_WHAT THIS TASK INVOLVES_
Write every line out verbatim and omit the pictures.

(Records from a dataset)
▶

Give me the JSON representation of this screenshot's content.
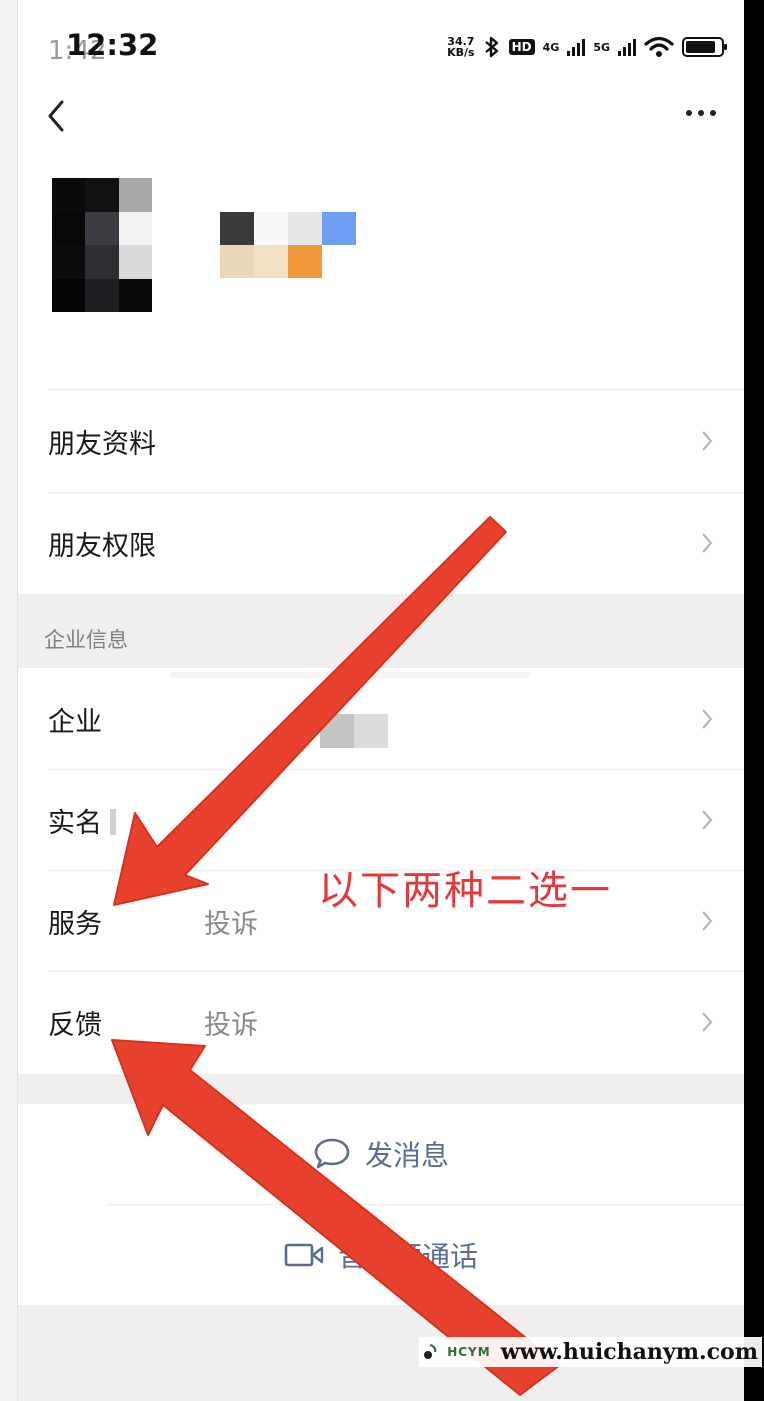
{
  "status_bar": {
    "time_ghost": "1:42",
    "time": "12:32",
    "net_speed_value": "34.7",
    "net_speed_unit": "KB/s",
    "hd_badge": "HD",
    "net1": "4G",
    "net2": "5G"
  },
  "menu": {
    "friend_info": "朋友资料",
    "friend_permission": "朋友权限"
  },
  "section": {
    "header": "企业信息"
  },
  "enterprise_rows": {
    "company": "企业",
    "real_name": "实名",
    "service_label": "服务",
    "service_value": "投诉",
    "feedback_label": "反馈",
    "feedback_value": "投诉"
  },
  "actions": {
    "send_message": "发消息",
    "av_call": "音视频通话"
  },
  "annotation": {
    "text": "以下两种二选一"
  },
  "watermark": {
    "brand": "HCYM",
    "url": "www.huichanym.com"
  },
  "colors": {
    "arrow": "#e8422f",
    "action_text": "#5a6c95",
    "annotation_text": "#e23a3a"
  }
}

◀

_RESULT OF THIS TASK_
Give me the JSON representation of this screenshot's content.
{
  "status_bar": {
    "time_ghost": "1:42",
    "time": "12:32",
    "net_speed_value": "34.7",
    "net_speed_unit": "KB/s",
    "hd_badge": "HD",
    "net1": "4G",
    "net2": "5G"
  },
  "menu": {
    "friend_info": "朋友资料",
    "friend_permission": "朋友权限"
  },
  "section": {
    "header": "企业信息"
  },
  "enterprise_rows": {
    "company": "企业",
    "real_name": "实名",
    "service_label": "服务",
    "service_value": "投诉",
    "feedback_label": "反馈",
    "feedback_value": "投诉"
  },
  "actions": {
    "send_message": "发消息",
    "av_call": "音视频通话"
  },
  "annotation": {
    "text": "以下两种二选一"
  },
  "watermark": {
    "brand": "HCYM",
    "url": "www.huichanym.com"
  },
  "colors": {
    "arrow": "#e8422f",
    "action_text": "#5a6c95",
    "annotation_text": "#e23a3a"
  }
}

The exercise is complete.